Short problem: Skip any picture you find and retype all the remaining lines exactly.

Dataset content:
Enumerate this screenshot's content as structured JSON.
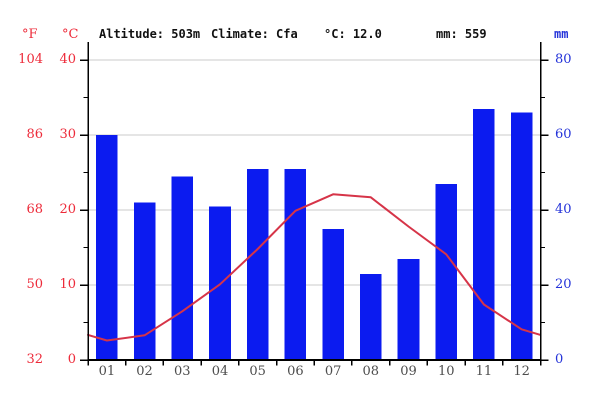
{
  "header": {
    "fahrenheit_unit": "°F",
    "celsius_unit": "°C",
    "altitude": "Altitude: 503m",
    "climate": "Climate: Cfa",
    "avg_temp": "°C: 12.0",
    "annual_precip": "mm: 559",
    "mm_unit": "mm"
  },
  "colors": {
    "bar_blue": "#0b1bf0",
    "line_red": "#d63448",
    "red_text": "#ed2b3a",
    "blue_text": "#2433d9",
    "gridline": "#cbcbcb",
    "axis": "#000000",
    "month_text": "#4d4d4d"
  },
  "chart_data": {
    "type": "bar",
    "subtype": "climate chart: precipitation bars + temperature line",
    "categories": [
      "01",
      "02",
      "03",
      "04",
      "05",
      "06",
      "07",
      "08",
      "09",
      "10",
      "11",
      "12"
    ],
    "series": [
      {
        "name": "precipitation_mm",
        "type": "bar",
        "values": [
          60,
          42,
          49,
          41,
          51,
          51,
          35,
          23,
          27,
          47,
          67,
          66
        ]
      },
      {
        "name": "temperature_c",
        "type": "line",
        "values": [
          2.6,
          3.3,
          6.5,
          10.1,
          14.8,
          19.9,
          22.1,
          21.7,
          17.8,
          14.1,
          7.4,
          4.1
        ]
      }
    ],
    "title": "",
    "xlabel": "",
    "ylabel_left": "°C",
    "ylabel_right": "mm",
    "y_left_celsius": {
      "ticks": [
        40,
        30,
        20,
        10,
        0
      ],
      "minor_step": 5,
      "range": [
        0,
        40
      ]
    },
    "y_left_fahrenheit": {
      "ticks": [
        104,
        86,
        68,
        50,
        32
      ]
    },
    "y_right_mm": {
      "ticks": [
        80,
        60,
        40,
        20,
        0
      ],
      "minor_step": 10,
      "range": [
        0,
        80
      ]
    },
    "grid": "horizontal gridlines at 10,20,30,40 °C",
    "legend": "none",
    "annual_mean_temp_c": 12.0,
    "annual_precip_mm": 559
  }
}
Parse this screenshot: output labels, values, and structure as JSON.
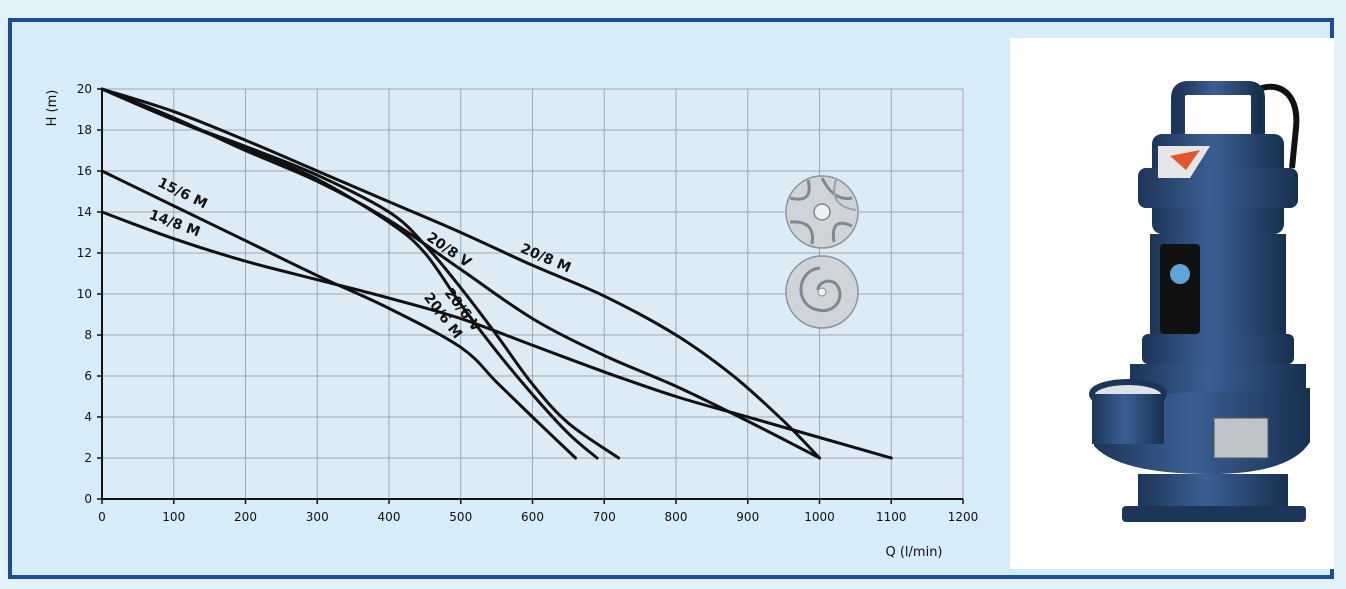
{
  "chart_data": {
    "type": "line",
    "xlabel": "Q (l/min)",
    "ylabel": "H (m)",
    "xlim": [
      0,
      1200
    ],
    "ylim": [
      0,
      20
    ],
    "x_ticks": [
      0,
      100,
      200,
      300,
      400,
      500,
      600,
      700,
      800,
      900,
      1000,
      1100,
      1200
    ],
    "y_ticks": [
      0,
      2,
      4,
      6,
      8,
      10,
      12,
      14,
      16,
      18,
      20
    ],
    "grid": true,
    "series": [
      {
        "name": "15/6 M",
        "x": [
          0,
          100,
          200,
          300,
          400,
          500,
          550,
          600,
          660
        ],
        "y": [
          16,
          14.3,
          12.6,
          10.9,
          9.3,
          7.4,
          5.7,
          4.0,
          2
        ]
      },
      {
        "name": "14/8 M",
        "x": [
          0,
          100,
          200,
          300,
          400,
          500,
          600,
          700,
          800,
          900,
          1000,
          1100
        ],
        "y": [
          14,
          12.7,
          11.6,
          10.7,
          9.8,
          8.8,
          7.5,
          6.2,
          5.0,
          4.0,
          3.0,
          2
        ]
      },
      {
        "name": "20/6 M",
        "x": [
          0,
          100,
          200,
          300,
          400,
          450,
          500,
          550,
          600,
          650,
          690
        ],
        "y": [
          20,
          18.5,
          17.1,
          15.6,
          13.5,
          12.0,
          9.5,
          7.2,
          5.1,
          3.2,
          2
        ]
      },
      {
        "name": "20/6 V",
        "x": [
          0,
          100,
          200,
          300,
          400,
          450,
          500,
          550,
          600,
          650,
          720
        ],
        "y": [
          20,
          18.5,
          17.2,
          15.8,
          14.0,
          12.4,
          10.3,
          8.0,
          5.6,
          3.7,
          2
        ]
      },
      {
        "name": "20/8 V",
        "x": [
          0,
          100,
          200,
          300,
          400,
          500,
          600,
          700,
          800,
          900,
          1000
        ],
        "y": [
          20,
          18.6,
          17.0,
          15.5,
          13.6,
          11.2,
          8.8,
          7.0,
          5.5,
          3.8,
          2
        ]
      },
      {
        "name": "20/8 M",
        "x": [
          0,
          100,
          200,
          300,
          400,
          500,
          600,
          700,
          800,
          880,
          950,
          1000
        ],
        "y": [
          20,
          18.9,
          17.5,
          16.0,
          14.5,
          13.0,
          11.4,
          9.9,
          8.0,
          6.0,
          3.8,
          2
        ]
      }
    ],
    "curve_labels": [
      {
        "text": "15/6 M",
        "series": "15/6 M"
      },
      {
        "text": "14/8 M",
        "series": "14/8 M"
      },
      {
        "text": "20/6 M",
        "series": "20/6 M"
      },
      {
        "text": "20/6 V",
        "series": "20/6 V"
      },
      {
        "text": "20/8 V",
        "series": "20/8 V"
      },
      {
        "text": "20/8 M",
        "series": "20/8 M"
      }
    ]
  },
  "images": {
    "impeller_top": "vortex-impeller-icon",
    "impeller_bottom": "channel-impeller-icon",
    "product": "submersible-pump-photo"
  },
  "colors": {
    "frame_border": "#1d4e93",
    "chart_background": "#d6ecf8",
    "curve": "#111111",
    "pump_body": "#2a4a78"
  }
}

The result:
Enumerate this screenshot's content as structured JSON.
{
  "header": {
    "fahrenheit_unit": "°F",
    "celsius_unit": "°C",
    "altitude": "Altitude: 503m",
    "climate": "Climate: Cfa",
    "avg_temp": "°C: 12.0",
    "annual_precip": "mm: 559",
    "mm_unit": "mm"
  },
  "colors": {
    "bar_blue": "#0b1bf0",
    "line_red": "#d63448",
    "red_text": "#ed2b3a",
    "blue_text": "#2433d9",
    "gridline": "#cbcbcb",
    "axis": "#000000",
    "month_text": "#4d4d4d"
  },
  "chart_data": {
    "type": "bar",
    "subtype": "climate chart: precipitation bars + temperature line",
    "categories": [
      "01",
      "02",
      "03",
      "04",
      "05",
      "06",
      "07",
      "08",
      "09",
      "10",
      "11",
      "12"
    ],
    "series": [
      {
        "name": "precipitation_mm",
        "type": "bar",
        "values": [
          60,
          42,
          49,
          41,
          51,
          51,
          35,
          23,
          27,
          47,
          67,
          66
        ]
      },
      {
        "name": "temperature_c",
        "type": "line",
        "values": [
          2.6,
          3.3,
          6.5,
          10.1,
          14.8,
          19.9,
          22.1,
          21.7,
          17.8,
          14.1,
          7.4,
          4.1
        ]
      }
    ],
    "title": "",
    "xlabel": "",
    "ylabel_left": "°C",
    "ylabel_right": "mm",
    "y_left_celsius": {
      "ticks": [
        40,
        30,
        20,
        10,
        0
      ],
      "minor_step": 5,
      "range": [
        0,
        40
      ]
    },
    "y_left_fahrenheit": {
      "ticks": [
        104,
        86,
        68,
        50,
        32
      ]
    },
    "y_right_mm": {
      "ticks": [
        80,
        60,
        40,
        20,
        0
      ],
      "minor_step": 10,
      "range": [
        0,
        80
      ]
    },
    "grid": "horizontal gridlines at 10,20,30,40 °C",
    "legend": "none",
    "annual_mean_temp_c": 12.0,
    "annual_precip_mm": 559
  }
}
Parse this screenshot: output labels, values, and structure as JSON.
{
  "chart_data": {
    "type": "line",
    "xlabel": "Q (l/min)",
    "ylabel": "H (m)",
    "xlim": [
      0,
      1200
    ],
    "ylim": [
      0,
      20
    ],
    "x_ticks": [
      0,
      100,
      200,
      300,
      400,
      500,
      600,
      700,
      800,
      900,
      1000,
      1100,
      1200
    ],
    "y_ticks": [
      0,
      2,
      4,
      6,
      8,
      10,
      12,
      14,
      16,
      18,
      20
    ],
    "grid": true,
    "series": [
      {
        "name": "15/6 M",
        "x": [
          0,
          100,
          200,
          300,
          400,
          500,
          550,
          600,
          660
        ],
        "y": [
          16,
          14.3,
          12.6,
          10.9,
          9.3,
          7.4,
          5.7,
          4.0,
          2
        ]
      },
      {
        "name": "14/8 M",
        "x": [
          0,
          100,
          200,
          300,
          400,
          500,
          600,
          700,
          800,
          900,
          1000,
          1100
        ],
        "y": [
          14,
          12.7,
          11.6,
          10.7,
          9.8,
          8.8,
          7.5,
          6.2,
          5.0,
          4.0,
          3.0,
          2
        ]
      },
      {
        "name": "20/6 M",
        "x": [
          0,
          100,
          200,
          300,
          400,
          450,
          500,
          550,
          600,
          650,
          690
        ],
        "y": [
          20,
          18.5,
          17.1,
          15.6,
          13.5,
          12.0,
          9.5,
          7.2,
          5.1,
          3.2,
          2
        ]
      },
      {
        "name": "20/6 V",
        "x": [
          0,
          100,
          200,
          300,
          400,
          450,
          500,
          550,
          600,
          650,
          720
        ],
        "y": [
          20,
          18.5,
          17.2,
          15.8,
          14.0,
          12.4,
          10.3,
          8.0,
          5.6,
          3.7,
          2
        ]
      },
      {
        "name": "20/8 V",
        "x": [
          0,
          100,
          200,
          300,
          400,
          500,
          600,
          700,
          800,
          900,
          1000
        ],
        "y": [
          20,
          18.6,
          17.0,
          15.5,
          13.6,
          11.2,
          8.8,
          7.0,
          5.5,
          3.8,
          2
        ]
      },
      {
        "name": "20/8 M",
        "x": [
          0,
          100,
          200,
          300,
          400,
          500,
          600,
          700,
          800,
          880,
          950,
          1000
        ],
        "y": [
          20,
          18.9,
          17.5,
          16.0,
          14.5,
          13.0,
          11.4,
          9.9,
          8.0,
          6.0,
          3.8,
          2
        ]
      }
    ],
    "curve_labels": [
      {
        "text": "15/6 M",
        "series": "15/6 M"
      },
      {
        "text": "14/8 M",
        "series": "14/8 M"
      },
      {
        "text": "20/6 M",
        "series": "20/6 M"
      },
      {
        "text": "20/6 V",
        "series": "20/6 V"
      },
      {
        "text": "20/8 V",
        "series": "20/8 V"
      },
      {
        "text": "20/8 M",
        "series": "20/8 M"
      }
    ]
  },
  "images": {
    "impeller_top": "vortex-impeller-icon",
    "impeller_bottom": "channel-impeller-icon",
    "product": "submersible-pump-photo"
  },
  "colors": {
    "frame_border": "#1d4e93",
    "chart_background": "#d6ecf8",
    "curve": "#111111",
    "pump_body": "#2a4a78"
  }
}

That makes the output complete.